— begin —
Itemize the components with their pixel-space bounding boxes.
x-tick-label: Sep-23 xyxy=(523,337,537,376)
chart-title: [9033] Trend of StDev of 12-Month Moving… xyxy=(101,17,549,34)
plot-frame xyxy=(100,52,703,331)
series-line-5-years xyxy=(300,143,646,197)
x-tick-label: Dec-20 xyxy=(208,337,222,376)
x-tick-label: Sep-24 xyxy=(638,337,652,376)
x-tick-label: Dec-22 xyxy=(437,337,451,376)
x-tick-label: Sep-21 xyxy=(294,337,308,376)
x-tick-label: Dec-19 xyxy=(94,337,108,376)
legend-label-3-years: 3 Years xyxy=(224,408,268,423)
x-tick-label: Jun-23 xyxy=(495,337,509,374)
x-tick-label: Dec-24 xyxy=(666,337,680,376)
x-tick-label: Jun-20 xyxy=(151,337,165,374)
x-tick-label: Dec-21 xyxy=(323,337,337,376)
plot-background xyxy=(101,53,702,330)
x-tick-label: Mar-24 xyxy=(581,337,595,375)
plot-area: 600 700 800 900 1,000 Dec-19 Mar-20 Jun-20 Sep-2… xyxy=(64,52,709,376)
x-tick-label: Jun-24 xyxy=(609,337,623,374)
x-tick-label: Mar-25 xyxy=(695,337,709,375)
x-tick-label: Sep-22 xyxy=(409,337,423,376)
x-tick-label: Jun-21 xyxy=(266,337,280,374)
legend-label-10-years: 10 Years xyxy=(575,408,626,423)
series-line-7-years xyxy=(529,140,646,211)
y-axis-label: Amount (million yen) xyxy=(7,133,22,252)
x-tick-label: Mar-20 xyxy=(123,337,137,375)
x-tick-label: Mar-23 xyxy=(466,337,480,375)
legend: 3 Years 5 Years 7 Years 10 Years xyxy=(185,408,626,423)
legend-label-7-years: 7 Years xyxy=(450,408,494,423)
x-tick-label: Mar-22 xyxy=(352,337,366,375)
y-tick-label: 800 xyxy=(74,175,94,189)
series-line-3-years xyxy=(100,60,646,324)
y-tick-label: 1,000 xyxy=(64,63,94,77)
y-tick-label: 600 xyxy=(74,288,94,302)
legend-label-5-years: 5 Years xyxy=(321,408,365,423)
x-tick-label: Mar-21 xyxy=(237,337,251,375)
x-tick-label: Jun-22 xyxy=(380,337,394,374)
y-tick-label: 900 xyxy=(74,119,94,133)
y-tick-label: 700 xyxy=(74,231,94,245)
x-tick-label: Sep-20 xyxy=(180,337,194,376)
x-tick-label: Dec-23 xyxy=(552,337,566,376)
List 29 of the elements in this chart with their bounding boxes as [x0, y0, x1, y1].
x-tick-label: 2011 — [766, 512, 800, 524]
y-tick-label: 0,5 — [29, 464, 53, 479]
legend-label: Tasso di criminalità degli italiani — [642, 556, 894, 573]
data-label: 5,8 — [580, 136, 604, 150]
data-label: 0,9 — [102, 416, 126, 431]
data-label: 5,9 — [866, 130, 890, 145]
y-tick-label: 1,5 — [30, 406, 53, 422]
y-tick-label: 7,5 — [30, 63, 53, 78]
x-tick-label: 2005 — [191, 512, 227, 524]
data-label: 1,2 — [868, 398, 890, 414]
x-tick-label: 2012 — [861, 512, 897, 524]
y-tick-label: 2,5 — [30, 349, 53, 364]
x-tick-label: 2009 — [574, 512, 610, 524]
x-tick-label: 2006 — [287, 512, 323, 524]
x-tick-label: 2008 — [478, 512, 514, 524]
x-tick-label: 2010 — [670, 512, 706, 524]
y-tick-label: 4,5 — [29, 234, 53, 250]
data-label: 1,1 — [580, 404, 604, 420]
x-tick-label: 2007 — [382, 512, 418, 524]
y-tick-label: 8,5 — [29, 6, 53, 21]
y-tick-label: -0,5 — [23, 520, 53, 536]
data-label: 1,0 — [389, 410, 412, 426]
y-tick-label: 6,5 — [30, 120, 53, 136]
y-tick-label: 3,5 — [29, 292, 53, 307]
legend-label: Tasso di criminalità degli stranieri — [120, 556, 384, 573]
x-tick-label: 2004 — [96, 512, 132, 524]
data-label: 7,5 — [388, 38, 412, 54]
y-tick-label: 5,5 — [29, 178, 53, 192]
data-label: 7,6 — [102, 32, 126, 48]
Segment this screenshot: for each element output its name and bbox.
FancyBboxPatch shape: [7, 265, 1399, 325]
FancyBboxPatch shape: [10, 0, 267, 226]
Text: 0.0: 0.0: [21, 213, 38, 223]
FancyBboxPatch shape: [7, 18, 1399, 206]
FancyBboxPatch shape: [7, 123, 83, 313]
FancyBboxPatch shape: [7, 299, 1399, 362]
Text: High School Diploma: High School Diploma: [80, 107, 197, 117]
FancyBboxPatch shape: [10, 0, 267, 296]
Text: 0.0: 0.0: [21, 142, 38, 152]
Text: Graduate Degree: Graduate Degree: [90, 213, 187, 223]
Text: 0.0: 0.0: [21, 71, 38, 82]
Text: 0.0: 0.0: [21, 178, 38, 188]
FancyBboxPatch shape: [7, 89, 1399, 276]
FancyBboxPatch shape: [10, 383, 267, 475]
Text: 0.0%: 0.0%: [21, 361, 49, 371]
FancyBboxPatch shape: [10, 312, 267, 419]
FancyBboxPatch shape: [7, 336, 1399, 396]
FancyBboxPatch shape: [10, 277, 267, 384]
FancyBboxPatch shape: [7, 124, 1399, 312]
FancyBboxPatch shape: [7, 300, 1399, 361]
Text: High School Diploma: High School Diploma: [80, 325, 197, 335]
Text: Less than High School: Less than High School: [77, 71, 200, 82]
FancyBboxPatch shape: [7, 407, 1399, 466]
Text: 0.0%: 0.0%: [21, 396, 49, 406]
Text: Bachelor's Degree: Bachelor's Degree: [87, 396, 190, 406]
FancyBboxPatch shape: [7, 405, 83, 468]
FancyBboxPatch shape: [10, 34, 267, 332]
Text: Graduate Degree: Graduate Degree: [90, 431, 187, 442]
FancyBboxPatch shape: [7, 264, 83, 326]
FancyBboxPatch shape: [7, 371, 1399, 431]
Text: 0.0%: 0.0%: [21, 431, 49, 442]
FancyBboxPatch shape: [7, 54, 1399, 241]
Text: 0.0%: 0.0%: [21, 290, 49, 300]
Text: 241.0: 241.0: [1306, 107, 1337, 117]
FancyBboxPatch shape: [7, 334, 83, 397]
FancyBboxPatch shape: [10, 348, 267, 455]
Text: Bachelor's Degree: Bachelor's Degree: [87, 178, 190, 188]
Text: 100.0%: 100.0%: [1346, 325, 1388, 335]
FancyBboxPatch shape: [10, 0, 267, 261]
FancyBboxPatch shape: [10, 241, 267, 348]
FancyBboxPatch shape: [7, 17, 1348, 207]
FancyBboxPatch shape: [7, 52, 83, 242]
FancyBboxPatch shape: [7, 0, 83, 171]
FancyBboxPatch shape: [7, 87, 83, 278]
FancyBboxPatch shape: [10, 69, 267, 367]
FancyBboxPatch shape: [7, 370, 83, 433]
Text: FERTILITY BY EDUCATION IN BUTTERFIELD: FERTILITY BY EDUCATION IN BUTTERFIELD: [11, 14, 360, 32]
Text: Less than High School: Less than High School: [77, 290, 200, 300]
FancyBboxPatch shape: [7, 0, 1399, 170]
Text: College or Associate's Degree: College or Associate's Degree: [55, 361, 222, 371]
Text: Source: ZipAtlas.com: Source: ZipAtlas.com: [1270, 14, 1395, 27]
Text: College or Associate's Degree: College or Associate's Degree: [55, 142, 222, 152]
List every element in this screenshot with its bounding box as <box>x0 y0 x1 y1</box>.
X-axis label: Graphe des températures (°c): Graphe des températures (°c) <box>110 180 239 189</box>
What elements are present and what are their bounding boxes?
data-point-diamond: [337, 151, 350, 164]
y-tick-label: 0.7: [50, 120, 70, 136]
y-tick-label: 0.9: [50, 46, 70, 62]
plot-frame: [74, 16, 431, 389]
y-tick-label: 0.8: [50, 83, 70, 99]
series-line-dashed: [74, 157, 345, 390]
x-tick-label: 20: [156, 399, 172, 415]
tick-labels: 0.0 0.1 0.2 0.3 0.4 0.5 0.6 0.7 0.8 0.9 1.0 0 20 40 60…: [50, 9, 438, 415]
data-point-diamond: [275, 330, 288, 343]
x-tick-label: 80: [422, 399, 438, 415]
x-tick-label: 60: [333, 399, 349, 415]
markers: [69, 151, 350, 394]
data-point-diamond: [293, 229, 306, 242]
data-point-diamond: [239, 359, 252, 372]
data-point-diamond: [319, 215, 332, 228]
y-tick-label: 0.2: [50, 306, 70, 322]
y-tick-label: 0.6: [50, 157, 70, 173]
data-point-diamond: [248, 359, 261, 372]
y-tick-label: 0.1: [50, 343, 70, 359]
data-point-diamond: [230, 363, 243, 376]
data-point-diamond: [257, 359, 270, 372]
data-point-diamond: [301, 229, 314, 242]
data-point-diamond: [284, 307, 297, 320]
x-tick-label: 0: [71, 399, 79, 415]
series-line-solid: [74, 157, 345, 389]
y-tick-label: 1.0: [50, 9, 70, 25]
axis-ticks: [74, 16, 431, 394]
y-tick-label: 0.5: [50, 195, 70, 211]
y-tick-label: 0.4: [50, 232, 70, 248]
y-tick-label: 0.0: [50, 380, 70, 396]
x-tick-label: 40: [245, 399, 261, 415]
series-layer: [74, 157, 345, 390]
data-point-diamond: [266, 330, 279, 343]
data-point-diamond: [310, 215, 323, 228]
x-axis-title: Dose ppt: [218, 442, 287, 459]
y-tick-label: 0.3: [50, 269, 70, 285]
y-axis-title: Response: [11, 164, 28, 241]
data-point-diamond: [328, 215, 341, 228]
— end —
Retype the stretch of the records from the start through the line containing "x-tick-label: Jun-21 xyxy=(266,337,280,374)", both ends included.

Itemize the components with their pixel-space bounding boxes.
x-tick-label: Sep-23 xyxy=(523,337,537,376)
chart-title: [9033] Trend of StDev of 12-Month Moving… xyxy=(101,17,549,34)
plot-frame xyxy=(100,52,703,331)
series-line-5-years xyxy=(300,143,646,197)
x-tick-label: Dec-20 xyxy=(208,337,222,376)
x-tick-label: Sep-24 xyxy=(638,337,652,376)
x-tick-label: Dec-22 xyxy=(437,337,451,376)
x-tick-label: Sep-21 xyxy=(294,337,308,376)
x-tick-label: Dec-19 xyxy=(94,337,108,376)
legend-label-3-years: 3 Years xyxy=(224,408,268,423)
x-tick-label: Jun-23 xyxy=(495,337,509,374)
x-tick-label: Dec-24 xyxy=(666,337,680,376)
x-tick-label: Jun-20 xyxy=(151,337,165,374)
x-tick-label: Dec-21 xyxy=(323,337,337,376)
plot-background xyxy=(101,53,702,330)
x-tick-label: Mar-24 xyxy=(581,337,595,375)
plot-area: 600 700 800 900 1,000 Dec-19 Mar-20 Jun-20 Sep-2… xyxy=(64,52,709,376)
x-tick-label: Jun-24 xyxy=(609,337,623,374)
x-tick-label: Mar-25 xyxy=(695,337,709,375)
x-tick-label: Sep-22 xyxy=(409,337,423,376)
x-tick-label: Jun-21 xyxy=(266,337,280,374)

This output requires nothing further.